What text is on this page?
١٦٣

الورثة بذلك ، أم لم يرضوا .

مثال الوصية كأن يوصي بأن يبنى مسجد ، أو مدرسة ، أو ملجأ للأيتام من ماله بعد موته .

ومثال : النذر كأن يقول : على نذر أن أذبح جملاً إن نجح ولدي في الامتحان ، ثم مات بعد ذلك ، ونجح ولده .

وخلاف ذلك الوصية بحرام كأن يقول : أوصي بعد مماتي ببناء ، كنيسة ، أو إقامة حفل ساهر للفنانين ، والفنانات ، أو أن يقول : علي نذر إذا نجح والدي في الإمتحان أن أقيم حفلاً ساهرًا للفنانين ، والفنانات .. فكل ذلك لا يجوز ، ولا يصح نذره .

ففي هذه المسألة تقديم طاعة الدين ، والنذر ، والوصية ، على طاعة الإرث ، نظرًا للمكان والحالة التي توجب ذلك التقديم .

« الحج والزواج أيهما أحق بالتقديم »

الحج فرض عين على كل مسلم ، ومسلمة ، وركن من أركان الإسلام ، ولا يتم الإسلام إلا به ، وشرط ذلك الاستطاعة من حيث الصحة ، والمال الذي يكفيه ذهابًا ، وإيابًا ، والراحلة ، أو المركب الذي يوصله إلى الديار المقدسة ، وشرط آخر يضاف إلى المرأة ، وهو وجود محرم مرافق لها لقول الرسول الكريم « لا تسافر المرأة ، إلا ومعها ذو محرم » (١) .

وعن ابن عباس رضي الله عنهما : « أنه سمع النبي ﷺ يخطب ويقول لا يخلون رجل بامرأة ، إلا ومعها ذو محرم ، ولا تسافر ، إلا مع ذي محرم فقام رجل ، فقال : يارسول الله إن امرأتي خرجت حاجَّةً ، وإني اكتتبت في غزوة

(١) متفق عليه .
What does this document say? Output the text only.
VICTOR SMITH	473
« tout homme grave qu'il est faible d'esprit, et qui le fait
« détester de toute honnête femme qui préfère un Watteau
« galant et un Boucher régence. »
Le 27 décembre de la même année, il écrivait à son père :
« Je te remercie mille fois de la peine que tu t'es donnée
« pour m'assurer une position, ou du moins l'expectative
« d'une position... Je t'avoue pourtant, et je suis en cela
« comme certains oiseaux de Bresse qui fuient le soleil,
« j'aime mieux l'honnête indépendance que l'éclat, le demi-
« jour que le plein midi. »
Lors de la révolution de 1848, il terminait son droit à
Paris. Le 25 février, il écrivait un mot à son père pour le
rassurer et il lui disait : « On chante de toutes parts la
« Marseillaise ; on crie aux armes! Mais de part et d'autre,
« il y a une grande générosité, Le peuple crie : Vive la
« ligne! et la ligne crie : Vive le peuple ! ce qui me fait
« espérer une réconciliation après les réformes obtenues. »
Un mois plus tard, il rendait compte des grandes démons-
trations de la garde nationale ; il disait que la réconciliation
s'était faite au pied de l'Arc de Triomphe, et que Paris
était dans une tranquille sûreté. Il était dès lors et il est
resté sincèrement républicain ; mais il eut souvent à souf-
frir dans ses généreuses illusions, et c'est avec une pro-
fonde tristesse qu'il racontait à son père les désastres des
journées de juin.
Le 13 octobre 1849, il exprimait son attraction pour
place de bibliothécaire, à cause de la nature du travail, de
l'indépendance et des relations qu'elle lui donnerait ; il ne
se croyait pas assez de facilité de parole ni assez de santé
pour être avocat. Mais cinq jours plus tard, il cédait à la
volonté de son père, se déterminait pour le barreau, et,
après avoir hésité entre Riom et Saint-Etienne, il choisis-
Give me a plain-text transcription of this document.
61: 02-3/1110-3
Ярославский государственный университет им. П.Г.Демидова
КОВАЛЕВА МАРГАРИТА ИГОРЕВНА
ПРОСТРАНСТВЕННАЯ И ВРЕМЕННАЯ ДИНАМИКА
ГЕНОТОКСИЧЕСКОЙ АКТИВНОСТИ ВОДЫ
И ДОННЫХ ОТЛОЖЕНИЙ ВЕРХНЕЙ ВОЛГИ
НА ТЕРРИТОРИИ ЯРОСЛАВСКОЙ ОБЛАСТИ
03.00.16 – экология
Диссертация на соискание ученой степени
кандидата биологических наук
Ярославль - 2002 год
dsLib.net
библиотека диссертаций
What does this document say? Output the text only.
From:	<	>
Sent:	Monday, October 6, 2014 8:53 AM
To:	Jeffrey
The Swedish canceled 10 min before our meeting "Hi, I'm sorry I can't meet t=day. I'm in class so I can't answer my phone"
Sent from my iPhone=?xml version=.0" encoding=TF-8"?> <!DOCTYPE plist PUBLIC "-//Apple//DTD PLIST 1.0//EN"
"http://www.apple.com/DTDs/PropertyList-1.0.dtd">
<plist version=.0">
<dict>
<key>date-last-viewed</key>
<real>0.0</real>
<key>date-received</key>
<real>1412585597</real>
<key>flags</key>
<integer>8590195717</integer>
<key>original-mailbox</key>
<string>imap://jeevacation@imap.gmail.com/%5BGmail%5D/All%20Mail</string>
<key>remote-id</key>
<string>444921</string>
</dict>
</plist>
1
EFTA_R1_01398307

What you will do: Your task is to reproduce the whole listing exactly.

Answer to this task:
What text is on this page?
١٦٣

الورثة بذلك ، أم لم يرضوا .

مثال الوصية كأن يوصي بأن يبنى مسجد ، أو مدرسة ، أو ملجأ للأيتام من ماله بعد موته .

ومثال : النذر كأن يقول : على نذر أن أذبح جملاً إن نجح ولدي في الامتحان ، ثم مات بعد ذلك ، ونجح ولده .

وخلاف ذلك الوصية بحرام كأن يقول : أوصي بعد مماتي ببناء ، كنيسة ، أو إقامة حفل ساهر للفنانين ، والفنانات ، أو أن يقول : علي نذر إذا نجح والدي في الإمتحان أن أقيم حفلاً ساهرًا للفنانين ، والفنانات .. فكل ذلك لا يجوز ، ولا يصح نذره .

ففي هذه المسألة تقديم طاعة الدين ، والنذر ، والوصية ، على طاعة الإرث ، نظرًا للمكان والحالة التي توجب ذلك التقديم .

« الحج والزواج أيهما أحق بالتقديم »

الحج فرض عين على كل مسلم ، ومسلمة ، وركن من أركان الإسلام ، ولا يتم الإسلام إلا به ، وشرط ذلك الاستطاعة من حيث الصحة ، والمال الذي يكفيه ذهابًا ، وإيابًا ، والراحلة ، أو المركب الذي يوصله إلى الديار المقدسة ، وشرط آخر يضاف إلى المرأة ، وهو وجود محرم مرافق لها لقول الرسول الكريم « لا تسافر المرأة ، إلا ومعها ذو محرم » (١) .

وعن ابن عباس رضي الله عنهما : « أنه سمع النبي ﷺ يخطب ويقول لا يخلون رجل بامرأة ، إلا ومعها ذو محرم ، ولا تسافر ، إلا مع ذي محرم فقام رجل ، فقال : يارسول الله إن امرأتي خرجت حاجَّةً ، وإني اكتتبت في غزوة

(١) متفق عليه .
What does this document say? Output the text only.
VICTOR SMITH	473
« tout homme grave qu'il est faible d'esprit, et qui le fait
« détester de toute honnête femme qui préfère un Watteau
« galant et un Boucher régence. »
Le 27 décembre de la même année, il écrivait à son père :
« Je te remercie mille fois de la peine que tu t'es donnée
« pour m'assurer une position, ou du moins l'expectative
« d'une position... Je t'avoue pourtant, et je suis en cela
« comme certains oiseaux de Bresse qui fuient le soleil,
« j'aime mieux l'honnête indépendance que l'éclat, le demi-
« jour que le plein midi. »
Lors de la révolution de 1848, il terminait son droit à
Paris. Le 25 février, il écrivait un mot à son père pour le
rassurer et il lui disait : « On chante de toutes parts la
« Marseillaise ; on crie aux armes! Mais de part et d'autre,
« il y a une grande générosité, Le peuple crie : Vive la
« ligne! et la ligne crie : Vive le peuple ! ce qui me fait
« espérer une réconciliation après les réformes obtenues. »
Un mois plus tard, il rendait compte des grandes démons-
trations de la garde nationale ; il disait que la réconciliation
s'était faite au pied de l'Arc de Triomphe, et que Paris
était dans une tranquille sûreté. Il était dès lors et il est
resté sincèrement républicain ; mais il eut souvent à souf-
frir dans ses généreuses illusions, et c'est avec une pro-
fonde tristesse qu'il racontait à son père les désastres des
journées de juin.
Le 13 octobre 1849, il exprimait son attraction pour
place de bibliothécaire, à cause de la nature du travail, de
l'indépendance et des relations qu'elle lui donnerait ; il ne
se croyait pas assez de facilité de parole ni assez de santé
pour être avocat. Mais cinq jours plus tard, il cédait à la
volonté de son père, se déterminait pour le barreau, et,
après avoir hésité entre Riom et Saint-Etienne, il choisis-
Give me a plain-text transcription of this document.
61: 02-3/1110-3
Ярославский государственный университет им. П.Г.Демидова
КОВАЛЕВА МАРГАРИТА ИГОРЕВНА
ПРОСТРАНСТВЕННАЯ И ВРЕМЕННАЯ ДИНАМИКА
ГЕНОТОКСИЧЕСКОЙ АКТИВНОСТИ ВОДЫ
И ДОННЫХ ОТЛОЖЕНИЙ ВЕРХНЕЙ ВОЛГИ
НА ТЕРРИТОРИИ ЯРОСЛАВСКОЙ ОБЛАСТИ
03.00.16 – экология
Диссертация на соискание ученой степени
кандидата биологических наук
Ярославль - 2002 год
dsLib.net
библиотека диссертаций
What does this document say? Output the text only.
From:	<	>
Sent:	Monday, October 6, 2014 8:53 AM
To:	Jeffrey
The Swedish canceled 10 min before our meeting "Hi, I'm sorry I can't meet t=day. I'm in class so I can't answer my phone"
Sent from my iPhone=?xml version=.0" encoding=TF-8"?> <!DOCTYPE plist PUBLIC "-//Apple//DTD PLIST 1.0//EN"
"http://www.apple.com/DTDs/PropertyList-1.0.dtd">
<plist version=.0">
<dict>
<key>date-last-viewed</key>
<real>0.0</real>
<key>date-received</key>
<real>1412585597</real>
<key>flags</key>
<integer>8590195717</integer>
<key>original-mailbox</key>
<string>imap://jeevacation@imap.gmail.com/%5BGmail%5D/All%20Mail</string>
<key>remote-id</key>
<string>444921</string>
</dict>
</plist>
1
EFTA_R1_01398307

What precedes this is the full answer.